The task | Repeat the material exactly, every line of it.

[Excerpted data start]

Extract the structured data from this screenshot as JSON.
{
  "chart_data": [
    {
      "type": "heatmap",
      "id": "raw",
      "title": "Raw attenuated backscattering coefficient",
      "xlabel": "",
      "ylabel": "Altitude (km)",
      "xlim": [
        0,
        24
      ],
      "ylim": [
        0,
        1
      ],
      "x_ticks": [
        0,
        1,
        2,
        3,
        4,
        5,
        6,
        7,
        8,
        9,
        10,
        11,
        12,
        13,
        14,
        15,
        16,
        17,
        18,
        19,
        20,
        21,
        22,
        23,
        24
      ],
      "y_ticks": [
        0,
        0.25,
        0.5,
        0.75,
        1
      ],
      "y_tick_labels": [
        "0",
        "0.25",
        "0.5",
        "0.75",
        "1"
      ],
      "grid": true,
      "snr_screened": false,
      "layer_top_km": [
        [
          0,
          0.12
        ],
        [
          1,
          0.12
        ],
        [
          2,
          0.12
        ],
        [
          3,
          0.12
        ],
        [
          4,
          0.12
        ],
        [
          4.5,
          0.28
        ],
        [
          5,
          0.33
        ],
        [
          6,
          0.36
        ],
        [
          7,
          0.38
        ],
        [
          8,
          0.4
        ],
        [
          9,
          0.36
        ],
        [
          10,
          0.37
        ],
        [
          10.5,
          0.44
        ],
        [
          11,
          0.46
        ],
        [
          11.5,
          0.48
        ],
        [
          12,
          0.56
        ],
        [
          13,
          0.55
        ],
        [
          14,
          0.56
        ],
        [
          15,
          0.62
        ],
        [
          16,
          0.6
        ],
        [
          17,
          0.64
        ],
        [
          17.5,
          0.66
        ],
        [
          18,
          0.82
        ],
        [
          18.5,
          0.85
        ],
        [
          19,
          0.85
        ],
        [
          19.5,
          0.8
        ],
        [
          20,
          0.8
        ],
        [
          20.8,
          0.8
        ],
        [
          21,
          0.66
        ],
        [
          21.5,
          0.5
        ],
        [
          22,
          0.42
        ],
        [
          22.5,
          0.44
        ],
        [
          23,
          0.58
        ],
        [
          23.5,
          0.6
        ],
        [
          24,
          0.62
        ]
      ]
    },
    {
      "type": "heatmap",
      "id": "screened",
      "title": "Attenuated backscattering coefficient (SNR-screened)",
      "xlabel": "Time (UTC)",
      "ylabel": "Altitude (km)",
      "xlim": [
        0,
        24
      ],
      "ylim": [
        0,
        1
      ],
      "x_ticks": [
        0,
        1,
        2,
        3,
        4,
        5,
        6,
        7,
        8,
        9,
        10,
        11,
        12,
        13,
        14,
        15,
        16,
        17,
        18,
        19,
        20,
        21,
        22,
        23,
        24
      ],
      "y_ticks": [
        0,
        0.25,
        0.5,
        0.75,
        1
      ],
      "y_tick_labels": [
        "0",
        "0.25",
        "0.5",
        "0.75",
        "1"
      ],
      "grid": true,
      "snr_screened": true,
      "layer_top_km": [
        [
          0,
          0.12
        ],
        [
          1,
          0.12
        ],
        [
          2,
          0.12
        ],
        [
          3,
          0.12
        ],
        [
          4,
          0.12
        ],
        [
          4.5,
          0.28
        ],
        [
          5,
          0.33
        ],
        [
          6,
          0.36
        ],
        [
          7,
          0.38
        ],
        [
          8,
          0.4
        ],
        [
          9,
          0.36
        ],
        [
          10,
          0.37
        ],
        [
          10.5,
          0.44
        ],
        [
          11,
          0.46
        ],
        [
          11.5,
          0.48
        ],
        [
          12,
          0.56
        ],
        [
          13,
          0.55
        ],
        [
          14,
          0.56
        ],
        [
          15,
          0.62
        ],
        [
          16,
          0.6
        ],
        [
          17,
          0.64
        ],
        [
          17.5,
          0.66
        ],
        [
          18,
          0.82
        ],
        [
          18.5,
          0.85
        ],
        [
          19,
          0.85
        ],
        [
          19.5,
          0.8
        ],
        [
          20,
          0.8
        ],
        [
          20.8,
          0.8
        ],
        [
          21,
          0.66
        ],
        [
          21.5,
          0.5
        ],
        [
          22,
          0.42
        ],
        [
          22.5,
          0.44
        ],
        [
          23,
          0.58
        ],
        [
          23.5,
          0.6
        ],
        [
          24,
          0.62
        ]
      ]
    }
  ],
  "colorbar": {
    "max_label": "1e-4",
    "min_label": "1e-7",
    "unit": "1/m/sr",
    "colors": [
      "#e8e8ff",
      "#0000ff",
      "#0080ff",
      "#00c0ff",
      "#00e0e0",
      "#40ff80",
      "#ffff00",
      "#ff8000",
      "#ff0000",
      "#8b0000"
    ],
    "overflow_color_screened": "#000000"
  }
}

[Excerpted data end]

Response to this task |
Extract the structured data from this screenshot as JSON.
{
  "chart_data": [
    {
      "type": "heatmap",
      "id": "raw",
      "title": "Raw attenuated backscattering coefficient",
      "xlabel": "",
      "ylabel": "Altitude (km)",
      "xlim": [
        0,
        24
      ],
      "ylim": [
        0,
        1
      ],
      "x_ticks": [
        0,
        1,
        2,
        3,
        4,
        5,
        6,
        7,
        8,
        9,
        10,
        11,
        12,
        13,
        14,
        15,
        16,
        17,
        18,
        19,
        20,
        21,
        22,
        23,
        24
      ],
      "y_ticks": [
        0,
        0.25,
        0.5,
        0.75,
        1
      ],
      "y_tick_labels": [
        "0",
        "0.25",
        "0.5",
        "0.75",
        "1"
      ],
      "grid": true,
      "snr_screened": false,
      "layer_top_km": [
        [
          0,
          0.12
        ],
        [
          1,
          0.12
        ],
        [
          2,
          0.12
        ],
        [
          3,
          0.12
        ],
        [
          4,
          0.12
        ],
        [
          4.5,
          0.28
        ],
        [
          5,
          0.33
        ],
        [
          6,
          0.36
        ],
        [
          7,
          0.38
        ],
        [
          8,
          0.4
        ],
        [
          9,
          0.36
        ],
        [
          10,
          0.37
        ],
        [
          10.5,
          0.44
        ],
        [
          11,
          0.46
        ],
        [
          11.5,
          0.48
        ],
        [
          12,
          0.56
        ],
        [
          13,
          0.55
        ],
        [
          14,
          0.56
        ],
        [
          15,
          0.62
        ],
        [
          16,
          0.6
        ],
        [
          17,
          0.64
        ],
        [
          17.5,
          0.66
        ],
        [
          18,
          0.82
        ],
        [
          18.5,
          0.85
        ],
        [
          19,
          0.85
        ],
        [
          19.5,
          0.8
        ],
        [
          20,
          0.8
        ],
        [
          20.8,
          0.8
        ],
        [
          21,
          0.66
        ],
        [
          21.5,
          0.5
        ],
        [
          22,
          0.42
        ],
        [
          22.5,
          0.44
        ],
        [
          23,
          0.58
        ],
        [
          23.5,
          0.6
        ],
        [
          24,
          0.62
        ]
      ]
    },
    {
      "type": "heatmap",
      "id": "screened",
      "title": "Attenuated backscattering coefficient (SNR-screened)",
      "xlabel": "Time (UTC)",
      "ylabel": "Altitude (km)",
      "xlim": [
        0,
        24
      ],
      "ylim": [
        0,
        1
      ],
      "x_ticks": [
        0,
        1,
        2,
        3,
        4,
        5,
        6,
        7,
        8,
        9,
        10,
        11,
        12,
        13,
        14,
        15,
        16,
        17,
        18,
        19,
        20,
        21,
        22,
        23,
        24
      ],
      "y_ticks": [
        0,
        0.25,
        0.5,
        0.75,
        1
      ],
      "y_tick_labels": [
        "0",
        "0.25",
        "0.5",
        "0.75",
        "1"
      ],
      "grid": true,
      "snr_screened": true,
      "layer_top_km": [
        [
          0,
          0.12
        ],
        [
          1,
          0.12
        ],
        [
          2,
          0.12
        ],
        [
          3,
          0.12
        ],
        [
          4,
          0.12
        ],
        [
          4.5,
          0.28
        ],
        [
          5,
          0.33
        ],
        [
          6,
          0.36
        ],
        [
          7,
          0.38
        ],
        [
          8,
          0.4
        ],
        [
          9,
          0.36
        ],
        [
          10,
          0.37
        ],
        [
          10.5,
          0.44
        ],
        [
          11,
          0.46
        ],
        [
          11.5,
          0.48
        ],
        [
          12,
          0.56
        ],
        [
          13,
          0.55
        ],
        [
          14,
          0.56
        ],
        [
          15,
          0.62
        ],
        [
          16,
          0.6
        ],
        [
          17,
          0.64
        ],
        [
          17.5,
          0.66
        ],
        [
          18,
          0.82
        ],
        [
          18.5,
          0.85
        ],
        [
          19,
          0.85
        ],
        [
          19.5,
          0.8
        ],
        [
          20,
          0.8
        ],
        [
          20.8,
          0.8
        ],
        [
          21,
          0.66
        ],
        [
          21.5,
          0.5
        ],
        [
          22,
          0.42
        ],
        [
          22.5,
          0.44
        ],
        [
          23,
          0.58
        ],
        [
          23.5,
          0.6
        ],
        [
          24,
          0.62
        ]
      ]
    }
  ],
  "colorbar": {
    "max_label": "1e-4",
    "min_label": "1e-7",
    "unit": "1/m/sr",
    "colors": [
      "#e8e8ff",
      "#0000ff",
      "#0080ff",
      "#00c0ff",
      "#00e0e0",
      "#40ff80",
      "#ffff00",
      "#ff8000",
      "#ff0000",
      "#8b0000"
    ],
    "overflow_color_screened": "#000000"
  }
}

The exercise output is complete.